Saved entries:
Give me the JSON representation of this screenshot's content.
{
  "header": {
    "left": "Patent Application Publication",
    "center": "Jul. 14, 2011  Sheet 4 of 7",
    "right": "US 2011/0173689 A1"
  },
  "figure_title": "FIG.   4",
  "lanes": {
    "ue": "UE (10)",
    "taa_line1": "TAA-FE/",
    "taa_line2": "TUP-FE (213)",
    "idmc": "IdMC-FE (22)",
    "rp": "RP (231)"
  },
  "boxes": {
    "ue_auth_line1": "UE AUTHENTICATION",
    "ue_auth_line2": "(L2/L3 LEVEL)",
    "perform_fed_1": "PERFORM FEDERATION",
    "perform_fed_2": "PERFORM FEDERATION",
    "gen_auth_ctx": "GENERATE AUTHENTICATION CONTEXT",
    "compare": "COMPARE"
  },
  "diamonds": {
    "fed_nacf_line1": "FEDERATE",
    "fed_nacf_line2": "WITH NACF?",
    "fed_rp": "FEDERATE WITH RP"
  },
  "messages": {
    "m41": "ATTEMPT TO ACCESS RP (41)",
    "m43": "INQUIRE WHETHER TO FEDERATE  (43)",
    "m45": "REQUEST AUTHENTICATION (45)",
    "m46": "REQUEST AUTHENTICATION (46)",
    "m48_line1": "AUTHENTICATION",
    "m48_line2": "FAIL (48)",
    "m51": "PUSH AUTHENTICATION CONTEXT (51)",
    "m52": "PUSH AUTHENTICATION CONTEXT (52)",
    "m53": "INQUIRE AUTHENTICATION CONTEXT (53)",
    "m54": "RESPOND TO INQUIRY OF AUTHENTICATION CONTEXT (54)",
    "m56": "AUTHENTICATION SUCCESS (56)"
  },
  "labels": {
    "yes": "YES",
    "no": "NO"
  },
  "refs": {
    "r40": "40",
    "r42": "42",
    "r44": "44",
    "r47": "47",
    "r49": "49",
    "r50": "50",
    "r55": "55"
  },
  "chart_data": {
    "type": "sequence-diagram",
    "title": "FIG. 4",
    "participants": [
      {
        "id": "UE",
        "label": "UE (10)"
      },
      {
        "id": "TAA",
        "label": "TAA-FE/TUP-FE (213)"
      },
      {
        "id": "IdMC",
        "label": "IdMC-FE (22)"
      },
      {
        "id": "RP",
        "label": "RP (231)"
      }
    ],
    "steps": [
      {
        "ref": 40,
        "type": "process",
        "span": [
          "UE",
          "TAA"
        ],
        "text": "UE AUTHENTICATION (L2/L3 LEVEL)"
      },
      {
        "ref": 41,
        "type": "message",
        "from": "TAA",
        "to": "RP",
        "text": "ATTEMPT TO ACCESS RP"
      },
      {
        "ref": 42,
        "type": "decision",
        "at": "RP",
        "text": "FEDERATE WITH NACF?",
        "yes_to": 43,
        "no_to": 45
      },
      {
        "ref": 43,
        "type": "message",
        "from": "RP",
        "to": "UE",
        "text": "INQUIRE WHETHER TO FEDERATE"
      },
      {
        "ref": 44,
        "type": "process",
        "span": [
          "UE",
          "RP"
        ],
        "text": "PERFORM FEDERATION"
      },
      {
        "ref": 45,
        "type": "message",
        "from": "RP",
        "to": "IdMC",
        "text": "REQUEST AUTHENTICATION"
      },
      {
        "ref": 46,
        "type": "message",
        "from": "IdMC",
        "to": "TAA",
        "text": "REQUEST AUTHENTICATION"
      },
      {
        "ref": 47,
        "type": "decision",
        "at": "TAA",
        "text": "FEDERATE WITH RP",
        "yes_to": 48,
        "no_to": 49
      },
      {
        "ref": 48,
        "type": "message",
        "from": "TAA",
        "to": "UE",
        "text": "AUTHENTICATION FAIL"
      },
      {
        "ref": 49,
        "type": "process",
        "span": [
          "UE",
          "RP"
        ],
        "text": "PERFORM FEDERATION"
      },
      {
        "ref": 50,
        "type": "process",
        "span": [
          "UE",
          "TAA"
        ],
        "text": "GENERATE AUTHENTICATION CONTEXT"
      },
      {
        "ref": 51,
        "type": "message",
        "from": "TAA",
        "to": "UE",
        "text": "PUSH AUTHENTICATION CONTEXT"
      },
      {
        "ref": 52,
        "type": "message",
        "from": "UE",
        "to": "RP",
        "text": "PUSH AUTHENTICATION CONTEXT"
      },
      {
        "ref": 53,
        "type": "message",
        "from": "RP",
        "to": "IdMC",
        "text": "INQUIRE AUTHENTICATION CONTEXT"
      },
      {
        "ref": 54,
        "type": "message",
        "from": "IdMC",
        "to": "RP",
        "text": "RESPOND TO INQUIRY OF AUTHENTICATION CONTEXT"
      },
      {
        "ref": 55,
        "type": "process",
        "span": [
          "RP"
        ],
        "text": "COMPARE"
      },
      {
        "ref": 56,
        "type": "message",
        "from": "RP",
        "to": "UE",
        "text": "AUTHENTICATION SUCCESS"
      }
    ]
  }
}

Task prompt:
Please reproduce all of the entries exactly as they stand.

Answer to this task:
Give me the JSON representation of this screenshot's content.
{
  "header": {
    "left": "Patent Application Publication",
    "center": "Jul. 14, 2011  Sheet 4 of 7",
    "right": "US 2011/0173689 A1"
  },
  "figure_title": "FIG.   4",
  "lanes": {
    "ue": "UE (10)",
    "taa_line1": "TAA-FE/",
    "taa_line2": "TUP-FE (213)",
    "idmc": "IdMC-FE (22)",
    "rp": "RP (231)"
  },
  "boxes": {
    "ue_auth_line1": "UE AUTHENTICATION",
    "ue_auth_line2": "(L2/L3 LEVEL)",
    "perform_fed_1": "PERFORM FEDERATION",
    "perform_fed_2": "PERFORM FEDERATION",
    "gen_auth_ctx": "GENERATE AUTHENTICATION CONTEXT",
    "compare": "COMPARE"
  },
  "diamonds": {
    "fed_nacf_line1": "FEDERATE",
    "fed_nacf_line2": "WITH NACF?",
    "fed_rp": "FEDERATE WITH RP"
  },
  "messages": {
    "m41": "ATTEMPT TO ACCESS RP (41)",
    "m43": "INQUIRE WHETHER TO FEDERATE  (43)",
    "m45": "REQUEST AUTHENTICATION (45)",
    "m46": "REQUEST AUTHENTICATION (46)",
    "m48_line1": "AUTHENTICATION",
    "m48_line2": "FAIL (48)",
    "m51": "PUSH AUTHENTICATION CONTEXT (51)",
    "m52": "PUSH AUTHENTICATION CONTEXT (52)",
    "m53": "INQUIRE AUTHENTICATION CONTEXT (53)",
    "m54": "RESPOND TO INQUIRY OF AUTHENTICATION CONTEXT (54)",
    "m56": "AUTHENTICATION SUCCESS (56)"
  },
  "labels": {
    "yes": "YES",
    "no": "NO"
  },
  "refs": {
    "r40": "40",
    "r42": "42",
    "r44": "44",
    "r47": "47",
    "r49": "49",
    "r50": "50",
    "r55": "55"
  },
  "chart_data": {
    "type": "sequence-diagram",
    "title": "FIG. 4",
    "participants": [
      {
        "id": "UE",
        "label": "UE (10)"
      },
      {
        "id": "TAA",
        "label": "TAA-FE/TUP-FE (213)"
      },
      {
        "id": "IdMC",
        "label": "IdMC-FE (22)"
      },
      {
        "id": "RP",
        "label": "RP (231)"
      }
    ],
    "steps": [
      {
        "ref": 40,
        "type": "process",
        "span": [
          "UE",
          "TAA"
        ],
        "text": "UE AUTHENTICATION (L2/L3 LEVEL)"
      },
      {
        "ref": 41,
        "type": "message",
        "from": "TAA",
        "to": "RP",
        "text": "ATTEMPT TO ACCESS RP"
      },
      {
        "ref": 42,
        "type": "decision",
        "at": "RP",
        "text": "FEDERATE WITH NACF?",
        "yes_to": 43,
        "no_to": 45
      },
      {
        "ref": 43,
        "type": "message",
        "from": "RP",
        "to": "UE",
        "text": "INQUIRE WHETHER TO FEDERATE"
      },
      {
        "ref": 44,
        "type": "process",
        "span": [
          "UE",
          "RP"
        ],
        "text": "PERFORM FEDERATION"
      },
      {
        "ref": 45,
        "type": "message",
        "from": "RP",
        "to": "IdMC",
        "text": "REQUEST AUTHENTICATION"
      },
      {
        "ref": 46,
        "type": "message",
        "from": "IdMC",
        "to": "TAA",
        "text": "REQUEST AUTHENTICATION"
      },
      {
        "ref": 47,
        "type": "decision",
        "at": "TAA",
        "text": "FEDERATE WITH RP",
        "yes_to": 48,
        "no_to": 49
      },
      {
        "ref": 48,
        "type": "message",
        "from": "TAA",
        "to": "UE",
        "text": "AUTHENTICATION FAIL"
      },
      {
        "ref": 49,
        "type": "process",
        "span": [
          "UE",
          "RP"
        ],
        "text": "PERFORM FEDERATION"
      },
      {
        "ref": 50,
        "type": "process",
        "span": [
          "UE",
          "TAA"
        ],
        "text": "GENERATE AUTHENTICATION CONTEXT"
      },
      {
        "ref": 51,
        "type": "message",
        "from": "TAA",
        "to": "UE",
        "text": "PUSH AUTHENTICATION CONTEXT"
      },
      {
        "ref": 52,
        "type": "message",
        "from": "UE",
        "to": "RP",
        "text": "PUSH AUTHENTICATION CONTEXT"
      },
      {
        "ref": 53,
        "type": "message",
        "from": "RP",
        "to": "IdMC",
        "text": "INQUIRE AUTHENTICATION CONTEXT"
      },
      {
        "ref": 54,
        "type": "message",
        "from": "IdMC",
        "to": "RP",
        "text": "RESPOND TO INQUIRY OF AUTHENTICATION CONTEXT"
      },
      {
        "ref": 55,
        "type": "process",
        "span": [
          "RP"
        ],
        "text": "COMPARE"
      },
      {
        "ref": 56,
        "type": "message",
        "from": "RP",
        "to": "UE",
        "text": "AUTHENTICATION SUCCESS"
      }
    ]
  }
}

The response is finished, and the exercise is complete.